§ **Texto del documento**:
╭──
Los médicos sugieren que el final del anonimato provocaría una caída de las donaciones. Planteada esa cuestión a Manuel admite que seguramente sería así, pero añade que probablemente los donantes tendrían más calidad y serían más responsables y más conscientes de lo que implica la donación. No es algo para tomarse a la ligera, zanja.
Victoria (nombre ficticio)
Victoria (nombre figurado) tiene 33 años y la suya es una historia un poco diferente. En línea con el análisis de Jociles y Konvalinka, al pertenecer a una familia monoparental, supo desde siempre de dónde venía. «En mi caso no hubo nada de ocultamiento, ni en la familia, ni en el colegio, ni en el pueblo. Ahora de adulta veo que no era frecuente». Ni en su infancia ni en su adolescencia fue un tema problemático: «Recibí el mensaje de que no tenía padre, de que había nacido por inseminación artificial». Mis amigos a veces me preguntaban si no tenía curiosidad por saber quién era mi padre; la verdad es que no la tenía.
Pero un día eso cambió: con 25 años empezó a hacer terapia y tuvo que elaborar su genograma, su árbol genealógico. En su familia, dice, no echa de menos a nadie, pero biológicamente, le falta la mitad de la información: «No sé de qué país es el donante, la edad que tenía cuando donó, si tiene antecedentes de cáncer en su familia, si hay casos de suicidio… Cuando empiezo a hacer estas reflexiones, veo que todas esas cosas no las sé».
Victoria
Al principio optó por la negación, por no preguntarse: en su identidad ya tenía integrado que no tenía padre. Pero pronto se lo replanteó: «Es una información que me pertenece, que forma parte de mis células y de mi cuerpo. Un 50% de mi persona viene de ahí. Damos demasiada importancia al aprendizaje, pensamos que es lo que nos conforma, pero los genes son esenciales». «¿Cuál es la historia de mi padre biológico?, ¿pertenece a una familia de médicos o de artistas?, ¿mi vocación se debe a que me parezco a él? Es información que me es negada».
╰──
§ **Conjunto de datos**:
╭──
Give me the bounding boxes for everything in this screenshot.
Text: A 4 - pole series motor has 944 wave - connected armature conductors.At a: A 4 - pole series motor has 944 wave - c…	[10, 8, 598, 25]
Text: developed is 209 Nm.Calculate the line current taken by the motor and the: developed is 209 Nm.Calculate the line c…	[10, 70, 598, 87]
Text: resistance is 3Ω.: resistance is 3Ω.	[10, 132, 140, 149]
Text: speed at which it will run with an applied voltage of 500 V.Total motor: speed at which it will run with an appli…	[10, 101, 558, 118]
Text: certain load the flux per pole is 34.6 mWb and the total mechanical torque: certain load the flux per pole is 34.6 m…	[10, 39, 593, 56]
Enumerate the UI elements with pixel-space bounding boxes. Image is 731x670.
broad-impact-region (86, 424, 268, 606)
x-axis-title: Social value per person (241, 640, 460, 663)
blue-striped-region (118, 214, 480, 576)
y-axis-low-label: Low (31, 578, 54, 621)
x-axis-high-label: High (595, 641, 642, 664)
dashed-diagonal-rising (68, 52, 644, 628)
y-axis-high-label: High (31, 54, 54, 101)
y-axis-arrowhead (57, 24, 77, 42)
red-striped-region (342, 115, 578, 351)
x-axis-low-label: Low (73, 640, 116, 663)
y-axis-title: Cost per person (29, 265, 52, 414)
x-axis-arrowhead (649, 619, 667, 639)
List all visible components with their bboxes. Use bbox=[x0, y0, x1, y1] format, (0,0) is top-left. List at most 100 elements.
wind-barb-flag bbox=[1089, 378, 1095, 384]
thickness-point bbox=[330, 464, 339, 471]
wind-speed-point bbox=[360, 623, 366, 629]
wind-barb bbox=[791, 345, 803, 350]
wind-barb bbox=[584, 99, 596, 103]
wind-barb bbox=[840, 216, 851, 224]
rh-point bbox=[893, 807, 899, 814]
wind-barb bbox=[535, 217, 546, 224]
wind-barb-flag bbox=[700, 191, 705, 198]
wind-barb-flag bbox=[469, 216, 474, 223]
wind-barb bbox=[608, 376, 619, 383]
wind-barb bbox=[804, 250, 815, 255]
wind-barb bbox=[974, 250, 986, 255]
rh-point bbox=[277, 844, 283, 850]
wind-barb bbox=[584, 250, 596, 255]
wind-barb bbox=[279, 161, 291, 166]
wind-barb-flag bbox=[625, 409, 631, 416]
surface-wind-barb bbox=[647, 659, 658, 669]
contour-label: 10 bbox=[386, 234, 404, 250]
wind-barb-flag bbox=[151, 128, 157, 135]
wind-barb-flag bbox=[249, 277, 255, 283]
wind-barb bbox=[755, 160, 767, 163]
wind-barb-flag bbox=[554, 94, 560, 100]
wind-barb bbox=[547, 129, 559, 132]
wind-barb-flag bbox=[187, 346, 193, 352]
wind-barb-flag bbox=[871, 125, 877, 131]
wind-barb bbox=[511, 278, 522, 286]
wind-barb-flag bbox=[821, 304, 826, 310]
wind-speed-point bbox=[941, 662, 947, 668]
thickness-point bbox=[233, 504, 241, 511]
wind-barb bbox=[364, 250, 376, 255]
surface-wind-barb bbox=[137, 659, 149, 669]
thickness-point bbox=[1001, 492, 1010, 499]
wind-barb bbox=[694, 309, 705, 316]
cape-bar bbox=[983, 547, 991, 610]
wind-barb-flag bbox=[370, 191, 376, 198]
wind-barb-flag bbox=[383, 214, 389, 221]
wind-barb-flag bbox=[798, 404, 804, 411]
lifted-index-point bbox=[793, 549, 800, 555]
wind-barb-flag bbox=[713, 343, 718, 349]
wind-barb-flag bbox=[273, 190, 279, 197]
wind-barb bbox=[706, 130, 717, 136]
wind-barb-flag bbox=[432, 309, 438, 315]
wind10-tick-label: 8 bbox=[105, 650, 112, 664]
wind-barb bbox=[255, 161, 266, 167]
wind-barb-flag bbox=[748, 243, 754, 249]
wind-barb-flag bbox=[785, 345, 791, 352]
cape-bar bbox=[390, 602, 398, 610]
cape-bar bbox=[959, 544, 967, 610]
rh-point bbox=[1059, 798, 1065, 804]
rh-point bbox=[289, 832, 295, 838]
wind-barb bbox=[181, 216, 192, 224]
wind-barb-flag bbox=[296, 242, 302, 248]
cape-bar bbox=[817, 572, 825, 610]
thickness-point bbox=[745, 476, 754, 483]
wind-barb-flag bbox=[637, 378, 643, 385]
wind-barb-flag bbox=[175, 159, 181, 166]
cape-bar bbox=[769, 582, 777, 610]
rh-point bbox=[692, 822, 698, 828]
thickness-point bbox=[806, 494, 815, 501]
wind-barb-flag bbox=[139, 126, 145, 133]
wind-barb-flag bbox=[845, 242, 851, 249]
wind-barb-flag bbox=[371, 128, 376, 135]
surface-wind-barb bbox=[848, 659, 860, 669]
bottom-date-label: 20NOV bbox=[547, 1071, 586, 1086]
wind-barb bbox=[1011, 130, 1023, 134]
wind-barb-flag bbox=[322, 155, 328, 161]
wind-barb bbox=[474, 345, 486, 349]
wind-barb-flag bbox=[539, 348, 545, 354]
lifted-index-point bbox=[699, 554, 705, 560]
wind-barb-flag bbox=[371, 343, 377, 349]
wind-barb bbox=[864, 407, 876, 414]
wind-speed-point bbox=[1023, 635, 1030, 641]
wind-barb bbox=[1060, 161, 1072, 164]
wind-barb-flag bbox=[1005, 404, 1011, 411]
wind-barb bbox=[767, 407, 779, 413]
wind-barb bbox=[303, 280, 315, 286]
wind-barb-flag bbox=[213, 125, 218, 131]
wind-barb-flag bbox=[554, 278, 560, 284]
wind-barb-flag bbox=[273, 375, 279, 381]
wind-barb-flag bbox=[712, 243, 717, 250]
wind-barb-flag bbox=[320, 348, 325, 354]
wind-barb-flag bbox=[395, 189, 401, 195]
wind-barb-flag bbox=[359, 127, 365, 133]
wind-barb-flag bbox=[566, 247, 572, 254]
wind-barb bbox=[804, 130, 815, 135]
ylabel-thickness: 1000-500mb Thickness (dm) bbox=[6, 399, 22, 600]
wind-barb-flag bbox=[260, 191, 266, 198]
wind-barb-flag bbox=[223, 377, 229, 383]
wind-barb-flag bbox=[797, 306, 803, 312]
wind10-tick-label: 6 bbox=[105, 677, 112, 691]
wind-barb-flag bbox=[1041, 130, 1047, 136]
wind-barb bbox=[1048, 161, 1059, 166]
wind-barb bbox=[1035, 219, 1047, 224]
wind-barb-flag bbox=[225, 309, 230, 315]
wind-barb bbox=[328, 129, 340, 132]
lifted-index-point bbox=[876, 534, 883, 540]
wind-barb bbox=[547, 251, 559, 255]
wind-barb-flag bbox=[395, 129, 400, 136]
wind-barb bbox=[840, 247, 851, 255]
╰──
§ **Tarea A**: Según el texto sobre el anonimato de los donantes, ¿a qué edad empezó Victoria a hacer terapia?
§ **Tarea B**: Continúa el texto sobre el anonimato de los donantes a partir de su última frase.

§ **Respuesta A**: A los 25 años.

§ **Respuesta B**:
Con todas estas inquietudes, le preguntó a su madre si había manera de saber quién era su padre biológico. Y fue imposible saber nada: la clínica en la que se produjo la intervención era muy pequeña, el ginecólogo se había jubilado y no dispuso de ninguna información. Pero sí conoció de empresas que funcionan como unos bancos de ADN en los que la gente deja su información genética con el deseo de encontrar a sus parientes biológicos. Como estaba con la tensión de la escritura de su tesis doctoral, dejó esa posibilidad en la recámara, mientras iba haciendo terapia para incorporar a su identidad ese desconocer una parte de su vida.
Acabó la tesis y dio el paso de dejar su ADN en una plataforma en abierto. «Ahí te puedes encontrar al donante, que es muy improbable, y también a tus medio-hermanos. Pueden querer contactar o no. Yo estaba preparada para todas las opciones. Y así ha sido como he encontrado a dos medio-hermanas y a otro que es hermano completo de una de ellas, porque son hijos de la misma madre y del mismo donante», revela. «Detrás de nosotros hay una persona que donó semen, pero a quien se convierte en una fantasía», agrega.
«Encontrarnos fue un gusto, además hemos podido compartir en qué nos parecemos, qué puede venirnos de un progenitor y qué de otro. Nos hemos descubierto parecido físico y también de gustos. En los genes hay mucha información. Vivimos como una reparación este reencuentro», asegura.
¿Qué sucedería si lograra conocer al donante, a su padre biológico, a esa figura para la que el lenguaje del parentesco no tiene nombre? «Le daría las gracias por estar viva y por permitirme completar la información que me falta», concluye.